▸ **What this task involves**
Copy out each line of the data holding "text".

▸ **Provided data**
--- Start ---

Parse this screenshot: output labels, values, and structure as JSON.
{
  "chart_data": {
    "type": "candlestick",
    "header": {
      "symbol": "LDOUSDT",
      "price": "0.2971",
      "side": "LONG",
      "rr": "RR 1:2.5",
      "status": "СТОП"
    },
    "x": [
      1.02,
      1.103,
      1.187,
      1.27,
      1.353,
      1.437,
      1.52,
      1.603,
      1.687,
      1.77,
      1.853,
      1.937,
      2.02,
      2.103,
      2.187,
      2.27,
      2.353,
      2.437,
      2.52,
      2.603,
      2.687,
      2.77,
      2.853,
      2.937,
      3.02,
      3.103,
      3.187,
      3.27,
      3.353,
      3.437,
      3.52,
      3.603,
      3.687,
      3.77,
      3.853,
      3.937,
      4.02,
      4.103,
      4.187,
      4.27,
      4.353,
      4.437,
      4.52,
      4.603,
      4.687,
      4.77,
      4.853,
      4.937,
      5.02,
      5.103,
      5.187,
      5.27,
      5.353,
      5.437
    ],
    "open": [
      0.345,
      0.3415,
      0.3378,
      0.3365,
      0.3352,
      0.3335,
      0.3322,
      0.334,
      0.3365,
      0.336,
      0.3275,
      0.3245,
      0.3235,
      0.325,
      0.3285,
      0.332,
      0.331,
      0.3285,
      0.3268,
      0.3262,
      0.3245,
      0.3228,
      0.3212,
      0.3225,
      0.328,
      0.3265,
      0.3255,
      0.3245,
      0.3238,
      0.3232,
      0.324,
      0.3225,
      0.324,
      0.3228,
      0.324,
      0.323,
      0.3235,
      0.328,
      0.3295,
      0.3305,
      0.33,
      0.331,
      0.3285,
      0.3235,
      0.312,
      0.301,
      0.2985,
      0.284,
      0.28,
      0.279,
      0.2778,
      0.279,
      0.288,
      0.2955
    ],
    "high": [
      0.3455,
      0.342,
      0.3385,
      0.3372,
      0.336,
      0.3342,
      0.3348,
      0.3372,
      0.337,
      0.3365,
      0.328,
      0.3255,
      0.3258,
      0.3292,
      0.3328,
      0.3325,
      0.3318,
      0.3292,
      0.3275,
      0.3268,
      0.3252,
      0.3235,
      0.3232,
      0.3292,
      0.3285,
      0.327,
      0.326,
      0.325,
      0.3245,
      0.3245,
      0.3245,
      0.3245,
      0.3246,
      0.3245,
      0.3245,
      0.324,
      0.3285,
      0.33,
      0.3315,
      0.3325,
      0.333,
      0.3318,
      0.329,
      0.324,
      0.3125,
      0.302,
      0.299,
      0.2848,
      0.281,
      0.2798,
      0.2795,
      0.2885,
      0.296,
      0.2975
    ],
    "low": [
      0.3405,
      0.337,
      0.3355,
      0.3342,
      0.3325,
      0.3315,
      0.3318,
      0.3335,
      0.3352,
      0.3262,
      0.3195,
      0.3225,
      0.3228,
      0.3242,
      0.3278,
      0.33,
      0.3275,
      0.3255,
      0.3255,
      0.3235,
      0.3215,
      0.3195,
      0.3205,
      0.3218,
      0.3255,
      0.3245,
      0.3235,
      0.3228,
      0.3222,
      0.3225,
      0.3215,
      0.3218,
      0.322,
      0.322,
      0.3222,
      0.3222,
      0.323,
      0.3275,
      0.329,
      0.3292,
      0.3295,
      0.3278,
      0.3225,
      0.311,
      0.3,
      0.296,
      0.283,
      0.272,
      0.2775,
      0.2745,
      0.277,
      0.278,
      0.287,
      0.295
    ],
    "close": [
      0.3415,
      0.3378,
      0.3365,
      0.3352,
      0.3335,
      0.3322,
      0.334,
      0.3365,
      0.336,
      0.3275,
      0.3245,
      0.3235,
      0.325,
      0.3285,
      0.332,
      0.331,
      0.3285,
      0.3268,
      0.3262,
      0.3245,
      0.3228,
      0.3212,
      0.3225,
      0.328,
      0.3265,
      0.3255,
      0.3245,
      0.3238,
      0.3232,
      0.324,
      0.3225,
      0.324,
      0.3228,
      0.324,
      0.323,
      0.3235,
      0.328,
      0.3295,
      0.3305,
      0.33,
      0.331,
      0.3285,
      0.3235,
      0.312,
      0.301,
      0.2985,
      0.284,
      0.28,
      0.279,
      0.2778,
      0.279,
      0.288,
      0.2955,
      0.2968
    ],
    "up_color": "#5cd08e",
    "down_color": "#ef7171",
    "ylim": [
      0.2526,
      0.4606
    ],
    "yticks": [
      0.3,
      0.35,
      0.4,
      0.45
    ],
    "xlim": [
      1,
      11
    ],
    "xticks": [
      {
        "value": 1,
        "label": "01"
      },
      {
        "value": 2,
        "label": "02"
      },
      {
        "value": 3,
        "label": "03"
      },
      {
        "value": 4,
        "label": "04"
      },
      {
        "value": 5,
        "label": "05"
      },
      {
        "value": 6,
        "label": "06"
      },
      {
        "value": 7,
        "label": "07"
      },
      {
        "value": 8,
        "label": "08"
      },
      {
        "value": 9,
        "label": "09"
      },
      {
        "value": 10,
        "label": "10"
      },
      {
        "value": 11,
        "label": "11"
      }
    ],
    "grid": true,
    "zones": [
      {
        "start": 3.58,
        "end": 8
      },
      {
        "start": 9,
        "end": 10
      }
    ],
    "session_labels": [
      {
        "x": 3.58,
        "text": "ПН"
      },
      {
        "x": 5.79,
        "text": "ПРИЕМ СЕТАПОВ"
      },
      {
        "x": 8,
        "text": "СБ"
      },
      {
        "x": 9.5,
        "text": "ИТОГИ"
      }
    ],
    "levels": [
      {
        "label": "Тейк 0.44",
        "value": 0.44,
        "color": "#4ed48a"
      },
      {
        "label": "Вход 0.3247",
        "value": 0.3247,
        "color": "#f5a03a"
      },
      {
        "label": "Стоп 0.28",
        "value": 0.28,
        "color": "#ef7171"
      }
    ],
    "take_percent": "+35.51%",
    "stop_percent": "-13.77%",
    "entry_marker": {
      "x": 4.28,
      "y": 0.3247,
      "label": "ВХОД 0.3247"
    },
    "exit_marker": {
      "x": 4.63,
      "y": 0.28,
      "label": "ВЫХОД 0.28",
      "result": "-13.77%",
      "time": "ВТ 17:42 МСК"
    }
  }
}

--- End ---

▸ **Complete answer**
        "text": "ПН"
        "text": "ПРИЕМ СЕТАПОВ"
        "text": "СБ"
        "text": "ИТОГИ"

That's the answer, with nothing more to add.